* _Requirements_: Please write the listing below out again exactly, leaving every picture behind.

* _Exercise material_:
----
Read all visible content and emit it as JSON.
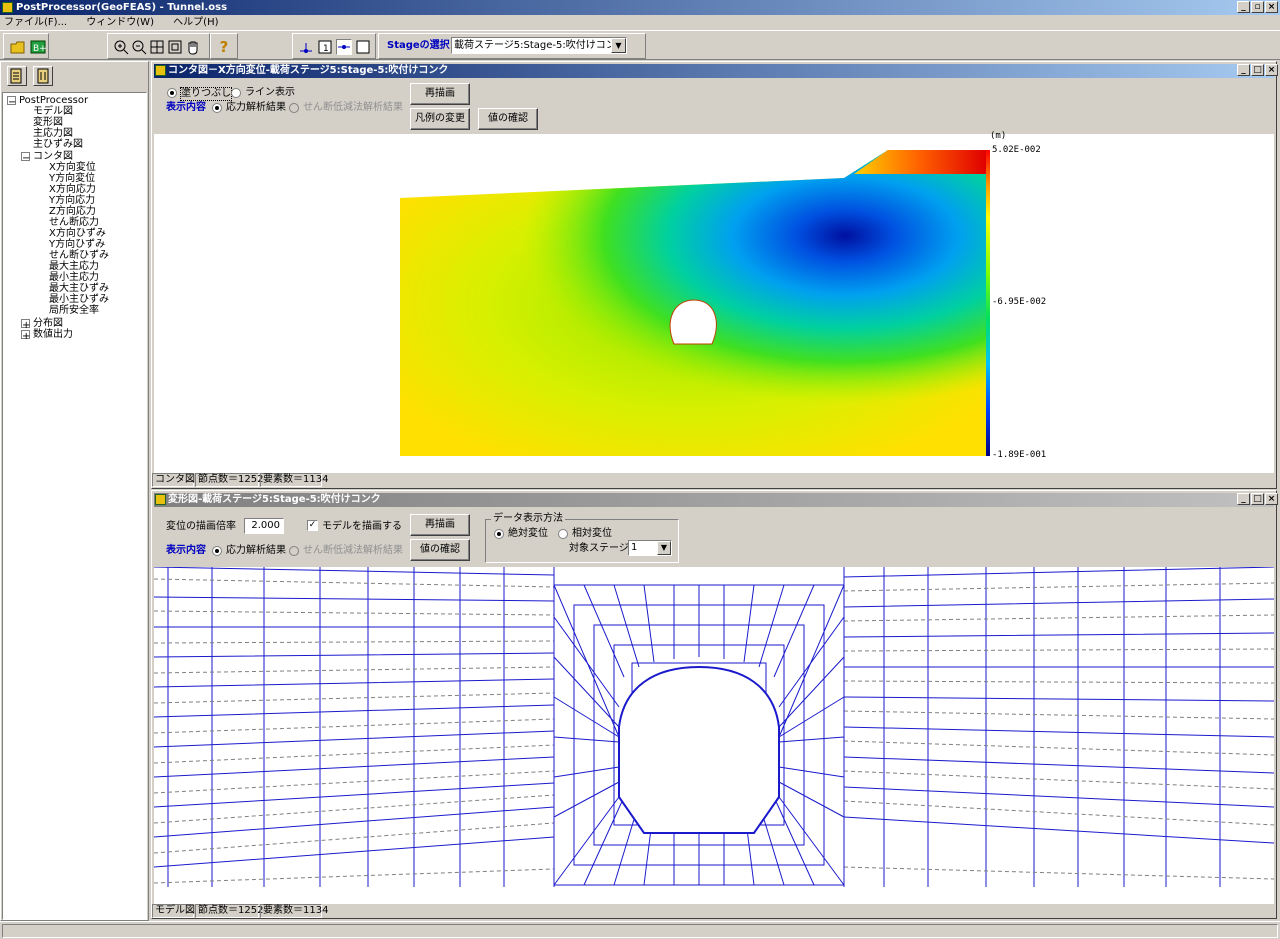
{
  "app": {
    "title": "PostProcessor(GeoFEAS) - Tunnel.oss",
    "menu": [
      "ファイル(F)...",
      "ウィンドウ(W)",
      "ヘルプ(H)"
    ],
    "caption_buttons": [
      "_",
      "▫",
      "×"
    ]
  },
  "toolbar": {
    "stage_label": "Stageの選択",
    "stage_value": "載荷ステージ5:Stage-5:吹付けコンク"
  },
  "tree": {
    "root": "PostProcessor",
    "items": [
      "モデル図",
      "変形図",
      "主応力図",
      "主ひずみ図"
    ],
    "contour_group": "コンタ図",
    "contour_items": [
      "X方向変位",
      "Y方向変位",
      "X方向応力",
      "Y方向応力",
      "Z方向応力",
      "せん断応力",
      "X方向ひずみ",
      "Y方向ひずみ",
      "せん断ひずみ",
      "最大主応力",
      "最小主応力",
      "最大主ひずみ",
      "最小主ひずみ",
      "局所安全率"
    ],
    "other_groups": [
      "分布図",
      "数値出力"
    ]
  },
  "contour_window": {
    "title": "コンタ図－X方向変位-載荷ステージ5:Stage-5:吹付けコンク",
    "fill_option": "塗りつぶし",
    "line_option": "ライン表示",
    "display_label": "表示内容",
    "stress_result": "応力解析結果",
    "shear_result": "せん断低減法解析結果",
    "redraw": "再描画",
    "legend_change": "凡例の変更",
    "value_check": "値の確認",
    "legend_unit": "(m)",
    "legend_max": "5.02E-002",
    "legend_mid": "-6.95E-002",
    "legend_min": "-1.89E-001",
    "status": [
      "コンタ図",
      "節点数＝1252",
      "要素数＝1134"
    ]
  },
  "deform_window": {
    "title": "変形図-載荷ステージ5:Stage-5:吹付けコンク",
    "scale_label": "変位の描画倍率",
    "scale_value": "2.000",
    "draw_model": "モデルを描画する",
    "display_label": "表示内容",
    "stress_result": "応力解析結果",
    "shear_result": "せん断低減法解析結果",
    "redraw": "再描画",
    "value_check": "値の確認",
    "data_group": "データ表示方法",
    "absolute": "絶対変位",
    "relative": "相対変位",
    "target_stage_label": "対象ステージ",
    "target_stage_value": "1",
    "status": [
      "モデル図",
      "節点数＝1252",
      "要素数＝1134"
    ]
  },
  "colors": {
    "title_active": "#0a246a",
    "mesh_line": "#1a1acc",
    "mesh_dash": "#808080"
  }
}
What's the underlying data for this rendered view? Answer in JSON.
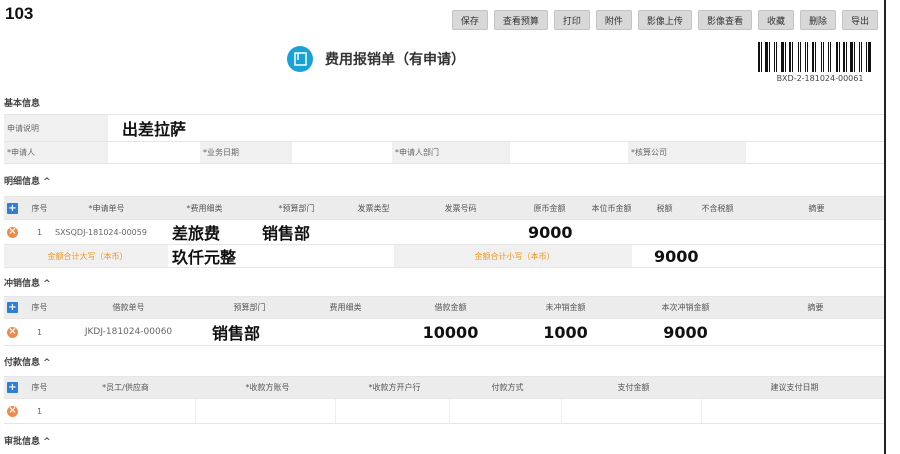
{
  "page_number": "103",
  "toolbar": {
    "save": "保存",
    "view_budget": "查看预算",
    "print": "打印",
    "attachment": "附件",
    "image_upload": "影像上传",
    "image_view": "影像查看",
    "favorite": "收藏",
    "delete": "删除",
    "export": "导出"
  },
  "title": "费用报销单（有申请）",
  "barcode_text": "BXD-2-181024-00061",
  "basic": {
    "section_title": "基本信息",
    "description_label": "申请说明",
    "description_value": "出差拉萨",
    "applicant_label": "*申请人",
    "business_date_label": "*业务日期",
    "dept_label": "*申请人部门",
    "company_label": "*核算公司"
  },
  "detail": {
    "section_title": "明细信息",
    "headers": [
      "序号",
      "*申请单号",
      "*费用细类",
      "*预算部门",
      "发票类型",
      "发票号码",
      "原币金额",
      "本位币金额",
      "税额",
      "不含税额",
      "摘要"
    ],
    "row": {
      "index": "1",
      "apply_no": "SXSQDJ-181024-00059",
      "expense_type": "差旅费",
      "budget_dept": "销售部",
      "amount": "9000"
    },
    "total_upper_label": "金额合计大写（本币）",
    "total_upper_value": "玖仟元整",
    "total_lower_label": "金额合计小写（本币）",
    "total_lower_value": "9000"
  },
  "offset": {
    "section_title": "冲销信息",
    "headers": [
      "序号",
      "借款单号",
      "预算部门",
      "费用细类",
      "借款金额",
      "未冲销金额",
      "本次冲销金额",
      "摘要"
    ],
    "row": {
      "index": "1",
      "loan_no": "JKDJ-181024-00060",
      "budget_dept": "销售部",
      "loan_amount": "10000",
      "unoffset_amount": "1000",
      "offset_amount": "9000"
    }
  },
  "payment": {
    "section_title": "付款信息",
    "headers": [
      "序号",
      "*员工/供应商",
      "*收款方账号",
      "*收款方开户行",
      "付款方式",
      "支付金额",
      "建议支付日期"
    ],
    "row": {
      "index": "1"
    }
  },
  "approval": {
    "section_title": "审批信息"
  },
  "colors": {
    "accent": "#1aa2d6",
    "plus": "#2b7fd6",
    "minus": "#f08a4b",
    "orange_label": "#f0961e"
  }
}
----
* _Exercise result_:
Read all visible content and emit it as JSON.
{
  "app": {
    "title": "PostProcessor(GeoFEAS) - Tunnel.oss",
    "menu": [
      "ファイル(F)...",
      "ウィンドウ(W)",
      "ヘルプ(H)"
    ],
    "caption_buttons": [
      "_",
      "▫",
      "×"
    ]
  },
  "toolbar": {
    "stage_label": "Stageの選択",
    "stage_value": "載荷ステージ5:Stage-5:吹付けコンク"
  },
  "tree": {
    "root": "PostProcessor",
    "items": [
      "モデル図",
      "変形図",
      "主応力図",
      "主ひずみ図"
    ],
    "contour_group": "コンタ図",
    "contour_items": [
      "X方向変位",
      "Y方向変位",
      "X方向応力",
      "Y方向応力",
      "Z方向応力",
      "せん断応力",
      "X方向ひずみ",
      "Y方向ひずみ",
      "せん断ひずみ",
      "最大主応力",
      "最小主応力",
      "最大主ひずみ",
      "最小主ひずみ",
      "局所安全率"
    ],
    "other_groups": [
      "分布図",
      "数値出力"
    ]
  },
  "contour_window": {
    "title": "コンタ図－X方向変位-載荷ステージ5:Stage-5:吹付けコンク",
    "fill_option": "塗りつぶし",
    "line_option": "ライン表示",
    "display_label": "表示内容",
    "stress_result": "応力解析結果",
    "shear_result": "せん断低減法解析結果",
    "redraw": "再描画",
    "legend_change": "凡例の変更",
    "value_check": "値の確認",
    "legend_unit": "(m)",
    "legend_max": "5.02E-002",
    "legend_mid": "-6.95E-002",
    "legend_min": "-1.89E-001",
    "status": [
      "コンタ図",
      "節点数＝1252",
      "要素数＝1134"
    ]
  },
  "deform_window": {
    "title": "変形図-載荷ステージ5:Stage-5:吹付けコンク",
    "scale_label": "変位の描画倍率",
    "scale_value": "2.000",
    "draw_model": "モデルを描画する",
    "display_label": "表示内容",
    "stress_result": "応力解析結果",
    "shear_result": "せん断低減法解析結果",
    "redraw": "再描画",
    "value_check": "値の確認",
    "data_group": "データ表示方法",
    "absolute": "絶対変位",
    "relative": "相対変位",
    "target_stage_label": "対象ステージ",
    "target_stage_value": "1",
    "status": [
      "モデル図",
      "節点数＝1252",
      "要素数＝1134"
    ]
  },
  "colors": {
    "title_active": "#0a246a",
    "mesh_line": "#1a1acc",
    "mesh_dash": "#808080"
  }
}
What's the underlying data for this rendered view? Answer in JSON.
{
  "page_number": "103",
  "toolbar": {
    "save": "保存",
    "view_budget": "查看预算",
    "print": "打印",
    "attachment": "附件",
    "image_upload": "影像上传",
    "image_view": "影像查看",
    "favorite": "收藏",
    "delete": "删除",
    "export": "导出"
  },
  "title": "费用报销单（有申请）",
  "barcode_text": "BXD-2-181024-00061",
  "basic": {
    "section_title": "基本信息",
    "description_label": "申请说明",
    "description_value": "出差拉萨",
    "applicant_label": "*申请人",
    "business_date_label": "*业务日期",
    "dept_label": "*申请人部门",
    "company_label": "*核算公司"
  },
  "detail": {
    "section_title": "明细信息",
    "headers": [
      "序号",
      "*申请单号",
      "*费用细类",
      "*预算部门",
      "发票类型",
      "发票号码",
      "原币金额",
      "本位币金额",
      "税额",
      "不含税额",
      "摘要"
    ],
    "row": {
      "index": "1",
      "apply_no": "SXSQDJ-181024-00059",
      "expense_type": "差旅费",
      "budget_dept": "销售部",
      "amount": "9000"
    },
    "total_upper_label": "金额合计大写（本币）",
    "total_upper_value": "玖仟元整",
    "total_lower_label": "金额合计小写（本币）",
    "total_lower_value": "9000"
  },
  "offset": {
    "section_title": "冲销信息",
    "headers": [
      "序号",
      "借款单号",
      "预算部门",
      "费用细类",
      "借款金额",
      "未冲销金额",
      "本次冲销金额",
      "摘要"
    ],
    "row": {
      "index": "1",
      "loan_no": "JKDJ-181024-00060",
      "budget_dept": "销售部",
      "loan_amount": "10000",
      "unoffset_amount": "1000",
      "offset_amount": "9000"
    }
  },
  "payment": {
    "section_title": "付款信息",
    "headers": [
      "序号",
      "*员工/供应商",
      "*收款方账号",
      "*收款方开户行",
      "付款方式",
      "支付金额",
      "建议支付日期"
    ],
    "row": {
      "index": "1"
    }
  },
  "approval": {
    "section_title": "审批信息"
  },
  "colors": {
    "accent": "#1aa2d6",
    "plus": "#2b7fd6",
    "minus": "#f08a4b",
    "orange_label": "#f0961e"
  }
}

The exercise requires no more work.